- [What the exercise asks]: Format the stretch of the listing from the line containing "List 31 of the" through the line containing "ref-line-label: 0.86561467 (948, 289, 1013, 301)", both included, as a Markdown table with the columns Row and Entry. Number each line and leave out any blank lines.

- [Provided records]:
.....

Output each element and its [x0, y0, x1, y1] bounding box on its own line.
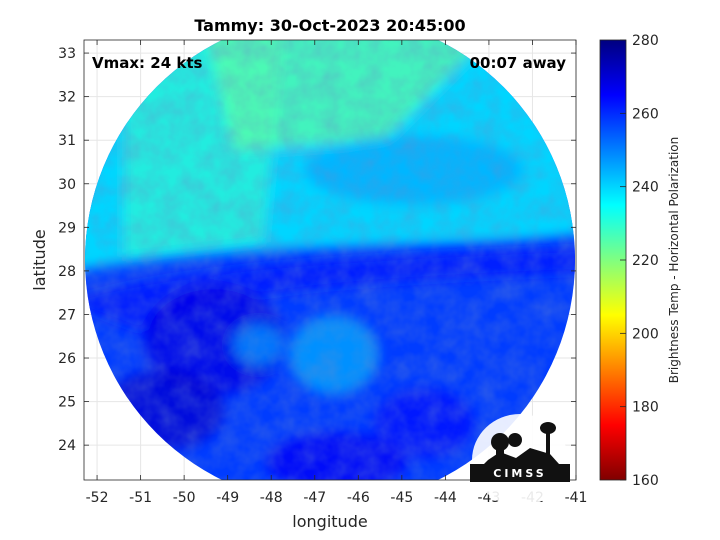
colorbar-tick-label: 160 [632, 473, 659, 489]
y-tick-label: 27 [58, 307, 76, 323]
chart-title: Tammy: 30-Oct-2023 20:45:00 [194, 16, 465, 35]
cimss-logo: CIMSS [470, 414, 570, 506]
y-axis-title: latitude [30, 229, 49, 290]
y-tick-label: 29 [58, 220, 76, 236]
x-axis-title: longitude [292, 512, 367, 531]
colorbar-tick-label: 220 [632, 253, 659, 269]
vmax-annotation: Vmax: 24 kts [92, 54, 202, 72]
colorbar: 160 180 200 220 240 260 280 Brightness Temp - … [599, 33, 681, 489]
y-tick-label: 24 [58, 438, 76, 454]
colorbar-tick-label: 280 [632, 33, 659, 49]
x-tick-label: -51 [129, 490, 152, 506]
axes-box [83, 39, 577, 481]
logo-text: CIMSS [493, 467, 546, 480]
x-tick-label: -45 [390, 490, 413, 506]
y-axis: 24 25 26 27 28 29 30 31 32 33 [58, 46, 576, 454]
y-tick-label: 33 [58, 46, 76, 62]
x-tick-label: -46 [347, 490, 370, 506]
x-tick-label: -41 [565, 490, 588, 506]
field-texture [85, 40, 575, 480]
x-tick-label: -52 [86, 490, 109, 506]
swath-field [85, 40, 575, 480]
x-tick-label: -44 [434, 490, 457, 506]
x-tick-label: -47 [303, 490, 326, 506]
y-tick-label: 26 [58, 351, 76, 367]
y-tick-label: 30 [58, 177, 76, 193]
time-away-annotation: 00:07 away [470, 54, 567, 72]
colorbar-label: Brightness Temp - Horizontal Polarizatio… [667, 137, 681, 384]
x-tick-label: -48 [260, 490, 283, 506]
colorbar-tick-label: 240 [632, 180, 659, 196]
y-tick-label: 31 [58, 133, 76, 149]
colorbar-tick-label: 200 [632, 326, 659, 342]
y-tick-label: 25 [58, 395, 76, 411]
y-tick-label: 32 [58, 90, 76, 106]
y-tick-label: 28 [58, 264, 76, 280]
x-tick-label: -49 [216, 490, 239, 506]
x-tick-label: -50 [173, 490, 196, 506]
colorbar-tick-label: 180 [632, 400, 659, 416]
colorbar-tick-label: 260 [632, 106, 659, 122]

.....

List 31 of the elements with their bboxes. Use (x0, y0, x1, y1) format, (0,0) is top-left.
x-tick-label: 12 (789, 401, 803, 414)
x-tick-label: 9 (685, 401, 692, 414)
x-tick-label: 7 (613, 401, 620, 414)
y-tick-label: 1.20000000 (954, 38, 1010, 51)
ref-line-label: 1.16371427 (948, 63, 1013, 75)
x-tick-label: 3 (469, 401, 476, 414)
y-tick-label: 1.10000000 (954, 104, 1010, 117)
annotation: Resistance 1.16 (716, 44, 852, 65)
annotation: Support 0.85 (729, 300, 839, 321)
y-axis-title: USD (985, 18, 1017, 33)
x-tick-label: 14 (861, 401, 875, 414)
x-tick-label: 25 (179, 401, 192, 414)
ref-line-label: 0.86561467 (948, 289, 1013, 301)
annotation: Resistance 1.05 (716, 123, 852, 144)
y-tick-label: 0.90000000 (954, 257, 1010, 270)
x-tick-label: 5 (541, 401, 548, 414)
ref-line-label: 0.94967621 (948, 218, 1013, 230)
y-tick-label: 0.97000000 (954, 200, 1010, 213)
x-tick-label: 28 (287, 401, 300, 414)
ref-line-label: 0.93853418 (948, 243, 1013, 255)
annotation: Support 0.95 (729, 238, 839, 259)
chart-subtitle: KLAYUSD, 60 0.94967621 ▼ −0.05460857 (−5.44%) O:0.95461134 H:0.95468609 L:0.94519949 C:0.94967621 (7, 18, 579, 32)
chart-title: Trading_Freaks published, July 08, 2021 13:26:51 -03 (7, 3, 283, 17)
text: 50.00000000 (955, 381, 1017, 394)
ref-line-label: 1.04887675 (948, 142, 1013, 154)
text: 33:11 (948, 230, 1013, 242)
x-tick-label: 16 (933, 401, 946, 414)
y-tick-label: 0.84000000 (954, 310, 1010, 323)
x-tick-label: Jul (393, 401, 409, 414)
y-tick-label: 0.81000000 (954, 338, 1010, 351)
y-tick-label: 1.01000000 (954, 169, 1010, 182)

.....

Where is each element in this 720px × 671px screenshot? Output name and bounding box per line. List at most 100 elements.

.....

- [Solution for this problem]:
| Row | Entry |
|---|---|
| 1 | List 31 of the elements with their bboxes. Use (x0, y0, x1, y1) format, (0,0) is top-left. |
| 2 | x-tick-label: 12 (789, 401, 803, 414) |
| 3 | x-tick-label: 9 (685, 401, 692, 414) |
| 4 | x-tick-label: 7 (613, 401, 620, 414) |
| 5 | y-tick-label: 1.20000000 (954, 38, 1010, 51) |
| 6 | ref-line-label: 1.16371427 (948, 63, 1013, 75) |
| 7 | x-tick-label: 3 (469, 401, 476, 414) |
| 8 | y-tick-label: 1.10000000 (954, 104, 1010, 117) |
| 9 | annotation: Resistance 1.16 (716, 44, 852, 65) |
| 10 | annotation: Support 0.85 (729, 300, 839, 321) |
| 11 | y-axis-title: USD (985, 18, 1017, 33) |
| 12 | x-tick-label: 14 (861, 401, 875, 414) |
| 13 | x-tick-label: 25 (179, 401, 192, 414) |
| 14 | ref-line-label: 0.86561467 (948, 289, 1013, 301) |